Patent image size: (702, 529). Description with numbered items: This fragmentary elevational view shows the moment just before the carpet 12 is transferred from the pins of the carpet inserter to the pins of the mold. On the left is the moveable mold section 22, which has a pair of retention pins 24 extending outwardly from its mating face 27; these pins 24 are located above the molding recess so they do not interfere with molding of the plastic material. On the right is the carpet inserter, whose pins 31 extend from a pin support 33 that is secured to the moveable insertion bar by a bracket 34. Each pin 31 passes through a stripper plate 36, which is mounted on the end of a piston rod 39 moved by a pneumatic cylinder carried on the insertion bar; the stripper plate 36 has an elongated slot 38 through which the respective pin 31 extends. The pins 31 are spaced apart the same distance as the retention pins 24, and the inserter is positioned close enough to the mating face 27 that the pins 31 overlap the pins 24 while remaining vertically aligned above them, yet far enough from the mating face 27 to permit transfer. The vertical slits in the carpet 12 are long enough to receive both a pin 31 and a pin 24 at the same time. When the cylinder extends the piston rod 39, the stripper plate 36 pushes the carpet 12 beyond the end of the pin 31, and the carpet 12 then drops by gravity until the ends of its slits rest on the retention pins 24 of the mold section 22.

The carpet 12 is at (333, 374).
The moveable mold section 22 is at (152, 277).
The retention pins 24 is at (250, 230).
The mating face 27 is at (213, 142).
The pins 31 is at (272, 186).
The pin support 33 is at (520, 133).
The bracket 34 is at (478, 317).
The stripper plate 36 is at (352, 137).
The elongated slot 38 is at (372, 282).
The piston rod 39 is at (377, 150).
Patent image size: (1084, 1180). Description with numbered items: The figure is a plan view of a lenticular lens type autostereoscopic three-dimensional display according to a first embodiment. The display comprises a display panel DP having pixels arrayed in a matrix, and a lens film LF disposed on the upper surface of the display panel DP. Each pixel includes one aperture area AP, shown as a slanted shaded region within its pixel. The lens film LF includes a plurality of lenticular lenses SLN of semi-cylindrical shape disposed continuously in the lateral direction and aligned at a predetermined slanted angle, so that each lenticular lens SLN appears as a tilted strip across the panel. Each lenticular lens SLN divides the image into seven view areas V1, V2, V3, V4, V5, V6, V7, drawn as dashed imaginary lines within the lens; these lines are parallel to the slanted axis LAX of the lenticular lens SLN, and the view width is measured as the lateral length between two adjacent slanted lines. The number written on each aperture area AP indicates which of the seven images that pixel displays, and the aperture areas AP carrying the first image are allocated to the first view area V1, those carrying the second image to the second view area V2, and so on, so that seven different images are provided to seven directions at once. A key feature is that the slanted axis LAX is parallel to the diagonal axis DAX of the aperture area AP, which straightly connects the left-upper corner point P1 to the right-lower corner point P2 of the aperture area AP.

> _Exercise_: Copy out every line from the start of the lines above down through the one containing "The piston rod 39 is at (377, 150).", both ends included, without any changes.

> _Exercise answer_:
Patent image size: (702, 529). Description with numbered items: This fragmentary elevational view shows the moment just before the carpet 12 is transferred from the pins of the carpet inserter to the pins of the mold. On the left is the moveable mold section 22, which has a pair of retention pins 24 extending outwardly from its mating face 27; these pins 24 are located above the molding recess so they do not interfere with molding of the plastic material. On the right is the carpet inserter, whose pins 31 extend from a pin support 33 that is secured to the moveable insertion bar by a bracket 34. Each pin 31 passes through a stripper plate 36, which is mounted on the end of a piston rod 39 moved by a pneumatic cylinder carried on the insertion bar; the stripper plate 36 has an elongated slot 38 through which the respective pin 31 extends. The pins 31 are spaced apart the same distance as the retention pins 24, and the inserter is positioned close enough to the mating face 27 that the pins 31 overlap the pins 24 while remaining vertically aligned above them, yet far enough from the mating face 27 to permit transfer. The vertical slits in the carpet 12 are long enough to receive both a pin 31 and a pin 24 at the same time. When the cylinder extends the piston rod 39, the stripper plate 36 pushes the carpet 12 beyond the end of the pin 31, and the carpet 12 then drops by gravity until the ends of its slits rest on the retention pins 24 of the mold section 22.

The carpet 12 is at (333, 374).
The moveable mold section 22 is at (152, 277).
The retention pins 24 is at (250, 230).
The mating face 27 is at (213, 142).
The pins 31 is at (272, 186).
The pin support 33 is at (520, 133).
The bracket 34 is at (478, 317).
The stripper plate 36 is at (352, 137).
The elongated slot 38 is at (372, 282).
The piston rod 39 is at (377, 150).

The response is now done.